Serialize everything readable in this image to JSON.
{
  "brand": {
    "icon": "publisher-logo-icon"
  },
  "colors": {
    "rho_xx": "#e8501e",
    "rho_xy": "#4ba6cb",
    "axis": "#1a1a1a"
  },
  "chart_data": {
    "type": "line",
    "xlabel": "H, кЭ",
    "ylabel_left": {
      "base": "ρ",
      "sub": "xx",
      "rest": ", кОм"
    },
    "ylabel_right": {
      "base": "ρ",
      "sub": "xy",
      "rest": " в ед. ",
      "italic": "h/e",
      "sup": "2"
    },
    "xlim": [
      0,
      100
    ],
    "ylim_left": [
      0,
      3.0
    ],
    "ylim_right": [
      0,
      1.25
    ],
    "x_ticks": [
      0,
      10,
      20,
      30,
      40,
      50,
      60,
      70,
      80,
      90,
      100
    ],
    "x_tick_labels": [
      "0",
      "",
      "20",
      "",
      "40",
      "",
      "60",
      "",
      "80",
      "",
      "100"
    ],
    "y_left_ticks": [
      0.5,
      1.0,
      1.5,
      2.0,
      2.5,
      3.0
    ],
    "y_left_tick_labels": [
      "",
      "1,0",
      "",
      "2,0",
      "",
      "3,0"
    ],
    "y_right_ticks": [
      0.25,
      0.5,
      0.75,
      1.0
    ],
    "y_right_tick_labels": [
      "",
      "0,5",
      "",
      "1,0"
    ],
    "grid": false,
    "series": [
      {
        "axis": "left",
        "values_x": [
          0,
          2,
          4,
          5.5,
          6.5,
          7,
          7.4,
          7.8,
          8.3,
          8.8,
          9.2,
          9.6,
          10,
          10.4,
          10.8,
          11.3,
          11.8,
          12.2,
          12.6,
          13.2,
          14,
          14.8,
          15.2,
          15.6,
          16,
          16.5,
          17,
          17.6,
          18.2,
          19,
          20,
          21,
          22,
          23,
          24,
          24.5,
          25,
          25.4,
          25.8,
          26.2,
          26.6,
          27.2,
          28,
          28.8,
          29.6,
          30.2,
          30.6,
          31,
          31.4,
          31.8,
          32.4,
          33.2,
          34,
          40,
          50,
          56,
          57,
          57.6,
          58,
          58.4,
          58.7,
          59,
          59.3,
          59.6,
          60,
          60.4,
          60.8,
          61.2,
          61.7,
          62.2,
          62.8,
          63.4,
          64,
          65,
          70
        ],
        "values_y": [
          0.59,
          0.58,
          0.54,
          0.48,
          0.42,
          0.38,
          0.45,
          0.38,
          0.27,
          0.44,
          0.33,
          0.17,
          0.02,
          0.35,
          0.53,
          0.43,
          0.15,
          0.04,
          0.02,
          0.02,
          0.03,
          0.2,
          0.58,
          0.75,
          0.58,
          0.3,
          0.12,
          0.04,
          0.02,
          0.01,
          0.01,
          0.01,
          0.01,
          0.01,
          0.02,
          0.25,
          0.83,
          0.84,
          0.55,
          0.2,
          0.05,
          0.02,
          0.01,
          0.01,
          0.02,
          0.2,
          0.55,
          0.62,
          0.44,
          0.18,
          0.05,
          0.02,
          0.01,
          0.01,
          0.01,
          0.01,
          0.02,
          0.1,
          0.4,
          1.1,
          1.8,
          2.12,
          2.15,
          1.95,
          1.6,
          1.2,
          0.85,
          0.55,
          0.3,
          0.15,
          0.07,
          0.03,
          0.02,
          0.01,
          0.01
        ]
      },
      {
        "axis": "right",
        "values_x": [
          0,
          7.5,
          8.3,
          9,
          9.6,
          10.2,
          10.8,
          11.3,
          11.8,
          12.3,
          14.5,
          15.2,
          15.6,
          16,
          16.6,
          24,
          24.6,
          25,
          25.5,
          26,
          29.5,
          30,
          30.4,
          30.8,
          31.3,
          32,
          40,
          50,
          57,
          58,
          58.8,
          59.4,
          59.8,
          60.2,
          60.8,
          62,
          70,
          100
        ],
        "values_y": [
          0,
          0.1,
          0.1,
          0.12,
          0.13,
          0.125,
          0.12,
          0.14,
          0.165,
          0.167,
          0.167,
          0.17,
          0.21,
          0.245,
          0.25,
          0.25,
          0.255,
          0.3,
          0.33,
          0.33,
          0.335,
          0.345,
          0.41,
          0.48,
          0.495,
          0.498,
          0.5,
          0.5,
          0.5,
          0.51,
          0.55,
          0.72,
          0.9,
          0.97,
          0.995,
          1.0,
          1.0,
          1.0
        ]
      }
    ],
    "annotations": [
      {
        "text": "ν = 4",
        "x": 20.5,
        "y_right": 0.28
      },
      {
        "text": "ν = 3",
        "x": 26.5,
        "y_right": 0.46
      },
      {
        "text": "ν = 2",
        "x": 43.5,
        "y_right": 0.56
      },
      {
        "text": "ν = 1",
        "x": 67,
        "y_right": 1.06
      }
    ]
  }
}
--------------------------------
→ WORK INSTRUCTIONS
Type out the full listing again, exactly as given.

→ SOLUTION FOR THIS EXERCISE
Serialize everything readable in this image to JSON.
{
  "brand": {
    "icon": "publisher-logo-icon"
  },
  "colors": {
    "rho_xx": "#e8501e",
    "rho_xy": "#4ba6cb",
    "axis": "#1a1a1a"
  },
  "chart_data": {
    "type": "line",
    "xlabel": "H, кЭ",
    "ylabel_left": {
      "base": "ρ",
      "sub": "xx",
      "rest": ", кОм"
    },
    "ylabel_right": {
      "base": "ρ",
      "sub": "xy",
      "rest": " в ед. ",
      "italic": "h/e",
      "sup": "2"
    },
    "xlim": [
      0,
      100
    ],
    "ylim_left": [
      0,
      3.0
    ],
    "ylim_right": [
      0,
      1.25
    ],
    "x_ticks": [
      0,
      10,
      20,
      30,
      40,
      50,
      60,
      70,
      80,
      90,
      100
    ],
    "x_tick_labels": [
      "0",
      "",
      "20",
      "",
      "40",
      "",
      "60",
      "",
      "80",
      "",
      "100"
    ],
    "y_left_ticks": [
      0.5,
      1.0,
      1.5,
      2.0,
      2.5,
      3.0
    ],
    "y_left_tick_labels": [
      "",
      "1,0",
      "",
      "2,0",
      "",
      "3,0"
    ],
    "y_right_ticks": [
      0.25,
      0.5,
      0.75,
      1.0
    ],
    "y_right_tick_labels": [
      "",
      "0,5",
      "",
      "1,0"
    ],
    "grid": false,
    "series": [
      {
        "axis": "left",
        "values_x": [
          0,
          2,
          4,
          5.5,
          6.5,
          7,
          7.4,
          7.8,
          8.3,
          8.8,
          9.2,
          9.6,
          10,
          10.4,
          10.8,
          11.3,
          11.8,
          12.2,
          12.6,
          13.2,
          14,
          14.8,
          15.2,
          15.6,
          16,
          16.5,
          17,
          17.6,
          18.2,
          19,
          20,
          21,
          22,
          23,
          24,
          24.5,
          25,
          25.4,
          25.8,
          26.2,
          26.6,
          27.2,
          28,
          28.8,
          29.6,
          30.2,
          30.6,
          31,
          31.4,
          31.8,
          32.4,
          33.2,
          34,
          40,
          50,
          56,
          57,
          57.6,
          58,
          58.4,
          58.7,
          59,
          59.3,
          59.6,
          60,
          60.4,
          60.8,
          61.2,
          61.7,
          62.2,
          62.8,
          63.4,
          64,
          65,
          70
        ],
        "values_y": [
          0.59,
          0.58,
          0.54,
          0.48,
          0.42,
          0.38,
          0.45,
          0.38,
          0.27,
          0.44,
          0.33,
          0.17,
          0.02,
          0.35,
          0.53,
          0.43,
          0.15,
          0.04,
          0.02,
          0.02,
          0.03,
          0.2,
          0.58,
          0.75,
          0.58,
          0.3,
          0.12,
          0.04,
          0.02,
          0.01,
          0.01,
          0.01,
          0.01,
          0.01,
          0.02,
          0.25,
          0.83,
          0.84,
          0.55,
          0.2,
          0.05,
          0.02,
          0.01,
          0.01,
          0.02,
          0.2,
          0.55,
          0.62,
          0.44,
          0.18,
          0.05,
          0.02,
          0.01,
          0.01,
          0.01,
          0.01,
          0.02,
          0.1,
          0.4,
          1.1,
          1.8,
          2.12,
          2.15,
          1.95,
          1.6,
          1.2,
          0.85,
          0.55,
          0.3,
          0.15,
          0.07,
          0.03,
          0.02,
          0.01,
          0.01
        ]
      },
      {
        "axis": "right",
        "values_x": [
          0,
          7.5,
          8.3,
          9,
          9.6,
          10.2,
          10.8,
          11.3,
          11.8,
          12.3,
          14.5,
          15.2,
          15.6,
          16,
          16.6,
          24,
          24.6,
          25,
          25.5,
          26,
          29.5,
          30,
          30.4,
          30.8,
          31.3,
          32,
          40,
          50,
          57,
          58,
          58.8,
          59.4,
          59.8,
          60.2,
          60.8,
          62,
          70,
          100
        ],
        "values_y": [
          0,
          0.1,
          0.1,
          0.12,
          0.13,
          0.125,
          0.12,
          0.14,
          0.165,
          0.167,
          0.167,
          0.17,
          0.21,
          0.245,
          0.25,
          0.25,
          0.255,
          0.3,
          0.33,
          0.33,
          0.335,
          0.345,
          0.41,
          0.48,
          0.495,
          0.498,
          0.5,
          0.5,
          0.5,
          0.51,
          0.55,
          0.72,
          0.9,
          0.97,
          0.995,
          1.0,
          1.0,
          1.0
        ]
      }
    ],
    "annotations": [
      {
        "text": "ν = 4",
        "x": 20.5,
        "y_right": 0.28
      },
      {
        "text": "ν = 3",
        "x": 26.5,
        "y_right": 0.46
      },
      {
        "text": "ν = 2",
        "x": 43.5,
        "y_right": 0.56
      },
      {
        "text": "ν = 1",
        "x": 67,
        "y_right": 1.06
      }
    ]
  }
}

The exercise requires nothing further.